YOUR INSTRUCTIONS => Go through the listing beneath this task and return every line that carries the string "ہمارے".

DATA IN THIS EXERCISE =>

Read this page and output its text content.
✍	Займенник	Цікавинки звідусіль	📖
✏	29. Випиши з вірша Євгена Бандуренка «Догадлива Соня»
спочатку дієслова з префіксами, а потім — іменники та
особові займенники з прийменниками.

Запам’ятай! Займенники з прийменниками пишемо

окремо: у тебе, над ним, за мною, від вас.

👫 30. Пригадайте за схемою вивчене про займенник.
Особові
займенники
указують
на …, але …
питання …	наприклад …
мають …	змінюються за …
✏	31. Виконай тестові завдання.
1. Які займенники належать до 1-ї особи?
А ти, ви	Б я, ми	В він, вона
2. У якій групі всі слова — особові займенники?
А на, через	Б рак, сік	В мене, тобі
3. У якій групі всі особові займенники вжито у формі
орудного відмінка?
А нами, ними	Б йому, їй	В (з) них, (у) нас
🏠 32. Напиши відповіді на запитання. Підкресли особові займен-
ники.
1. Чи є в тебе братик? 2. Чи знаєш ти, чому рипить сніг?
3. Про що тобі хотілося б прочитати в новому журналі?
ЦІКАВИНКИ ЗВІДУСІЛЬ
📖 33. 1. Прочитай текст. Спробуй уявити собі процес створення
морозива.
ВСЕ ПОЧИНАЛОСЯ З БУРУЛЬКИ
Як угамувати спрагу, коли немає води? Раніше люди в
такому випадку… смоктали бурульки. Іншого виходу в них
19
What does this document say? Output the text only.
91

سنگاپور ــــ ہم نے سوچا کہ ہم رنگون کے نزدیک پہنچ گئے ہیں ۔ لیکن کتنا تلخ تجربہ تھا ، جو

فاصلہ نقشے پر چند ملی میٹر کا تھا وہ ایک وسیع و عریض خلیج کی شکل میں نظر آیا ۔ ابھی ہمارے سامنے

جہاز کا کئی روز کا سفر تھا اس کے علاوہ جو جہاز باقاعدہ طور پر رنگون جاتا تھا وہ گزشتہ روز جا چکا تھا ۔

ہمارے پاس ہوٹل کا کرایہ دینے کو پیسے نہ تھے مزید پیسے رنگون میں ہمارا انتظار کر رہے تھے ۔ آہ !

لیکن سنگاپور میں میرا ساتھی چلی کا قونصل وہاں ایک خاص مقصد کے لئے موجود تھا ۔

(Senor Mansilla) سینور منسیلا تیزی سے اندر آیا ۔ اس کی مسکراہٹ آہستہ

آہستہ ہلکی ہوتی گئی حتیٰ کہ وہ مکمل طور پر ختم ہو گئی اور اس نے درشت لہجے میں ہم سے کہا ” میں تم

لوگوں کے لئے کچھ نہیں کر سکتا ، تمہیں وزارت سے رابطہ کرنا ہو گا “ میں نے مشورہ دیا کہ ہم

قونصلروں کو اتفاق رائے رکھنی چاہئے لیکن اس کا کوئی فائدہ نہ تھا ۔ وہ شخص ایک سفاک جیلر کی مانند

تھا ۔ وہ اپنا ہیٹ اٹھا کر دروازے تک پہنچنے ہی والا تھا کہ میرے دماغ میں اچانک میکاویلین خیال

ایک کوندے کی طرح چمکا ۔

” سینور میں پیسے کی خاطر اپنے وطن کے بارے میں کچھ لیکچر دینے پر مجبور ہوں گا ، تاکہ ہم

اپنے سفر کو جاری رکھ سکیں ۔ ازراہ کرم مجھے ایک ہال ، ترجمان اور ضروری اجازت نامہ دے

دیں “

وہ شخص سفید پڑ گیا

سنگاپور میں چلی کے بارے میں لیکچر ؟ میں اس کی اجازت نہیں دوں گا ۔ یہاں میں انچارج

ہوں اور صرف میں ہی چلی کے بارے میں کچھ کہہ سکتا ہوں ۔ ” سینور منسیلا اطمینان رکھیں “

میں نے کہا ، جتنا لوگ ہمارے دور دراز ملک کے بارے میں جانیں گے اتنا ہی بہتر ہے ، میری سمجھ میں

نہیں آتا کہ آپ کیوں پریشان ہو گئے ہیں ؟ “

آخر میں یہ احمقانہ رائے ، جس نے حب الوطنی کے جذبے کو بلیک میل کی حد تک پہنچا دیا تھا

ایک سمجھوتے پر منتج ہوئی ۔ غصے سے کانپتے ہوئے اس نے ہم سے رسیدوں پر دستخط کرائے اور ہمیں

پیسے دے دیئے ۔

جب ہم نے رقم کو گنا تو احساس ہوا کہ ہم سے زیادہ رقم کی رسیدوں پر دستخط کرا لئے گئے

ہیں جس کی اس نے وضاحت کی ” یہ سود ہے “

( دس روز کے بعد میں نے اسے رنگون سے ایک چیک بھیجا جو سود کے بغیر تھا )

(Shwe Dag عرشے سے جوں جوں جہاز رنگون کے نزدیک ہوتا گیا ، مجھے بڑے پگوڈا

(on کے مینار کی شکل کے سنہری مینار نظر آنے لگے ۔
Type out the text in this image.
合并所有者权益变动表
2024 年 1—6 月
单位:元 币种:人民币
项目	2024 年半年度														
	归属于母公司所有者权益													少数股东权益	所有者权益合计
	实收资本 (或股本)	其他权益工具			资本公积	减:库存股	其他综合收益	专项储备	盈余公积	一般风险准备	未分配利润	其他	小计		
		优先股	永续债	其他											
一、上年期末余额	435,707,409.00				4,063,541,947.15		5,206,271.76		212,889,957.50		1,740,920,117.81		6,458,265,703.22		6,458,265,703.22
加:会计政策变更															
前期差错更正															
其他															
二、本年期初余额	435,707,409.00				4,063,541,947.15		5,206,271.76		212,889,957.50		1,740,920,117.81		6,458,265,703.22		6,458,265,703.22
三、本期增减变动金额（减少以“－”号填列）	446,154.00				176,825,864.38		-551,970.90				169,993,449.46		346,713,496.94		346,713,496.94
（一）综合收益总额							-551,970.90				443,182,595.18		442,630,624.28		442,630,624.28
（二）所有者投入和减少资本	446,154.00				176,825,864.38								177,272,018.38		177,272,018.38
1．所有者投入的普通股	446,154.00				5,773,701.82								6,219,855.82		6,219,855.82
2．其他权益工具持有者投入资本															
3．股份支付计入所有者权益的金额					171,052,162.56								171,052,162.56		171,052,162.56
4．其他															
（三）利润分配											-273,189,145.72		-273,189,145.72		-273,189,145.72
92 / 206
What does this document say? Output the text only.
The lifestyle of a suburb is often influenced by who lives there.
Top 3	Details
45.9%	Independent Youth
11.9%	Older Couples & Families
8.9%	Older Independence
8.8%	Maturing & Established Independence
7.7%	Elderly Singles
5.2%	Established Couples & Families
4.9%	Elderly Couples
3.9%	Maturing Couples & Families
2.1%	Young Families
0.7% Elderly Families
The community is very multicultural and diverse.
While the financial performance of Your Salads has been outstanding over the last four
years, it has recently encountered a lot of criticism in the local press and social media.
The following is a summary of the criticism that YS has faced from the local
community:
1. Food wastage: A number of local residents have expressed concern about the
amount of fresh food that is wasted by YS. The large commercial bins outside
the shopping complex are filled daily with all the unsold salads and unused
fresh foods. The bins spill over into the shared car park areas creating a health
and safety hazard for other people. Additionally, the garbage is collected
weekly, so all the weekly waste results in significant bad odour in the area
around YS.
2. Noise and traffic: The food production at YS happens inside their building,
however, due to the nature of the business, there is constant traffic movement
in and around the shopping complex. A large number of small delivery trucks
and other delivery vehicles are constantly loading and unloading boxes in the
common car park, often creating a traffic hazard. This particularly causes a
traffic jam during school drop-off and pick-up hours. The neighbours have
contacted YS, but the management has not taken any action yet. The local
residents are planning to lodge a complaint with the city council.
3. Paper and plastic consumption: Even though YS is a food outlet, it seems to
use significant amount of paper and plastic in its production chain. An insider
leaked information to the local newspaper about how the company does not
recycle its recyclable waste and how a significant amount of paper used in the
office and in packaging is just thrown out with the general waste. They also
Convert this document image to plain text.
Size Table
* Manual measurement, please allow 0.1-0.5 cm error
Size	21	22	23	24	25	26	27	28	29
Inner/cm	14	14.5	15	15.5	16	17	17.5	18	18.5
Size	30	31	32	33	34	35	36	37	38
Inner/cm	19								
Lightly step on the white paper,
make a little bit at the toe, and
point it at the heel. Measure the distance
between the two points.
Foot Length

TASK RESPONSE =>
فاصلہ نقشے پر چند ملی میٹر کا تھا وہ ایک وسیع و عریض خلیج کی شکل میں نظر آیا ۔ ابھی ہمارے سامنے
ہمارے پاس ہوٹل کا کرایہ دینے کو پیسے نہ تھے مزید پیسے رنگون میں ہمارا انتظار کر رہے تھے ۔ آہ !
میں نے کہا ، جتنا لوگ ہمارے دور دراز ملک کے بارے میں جانیں گے اتنا ہی بہتر ہے ، میری سمجھ میں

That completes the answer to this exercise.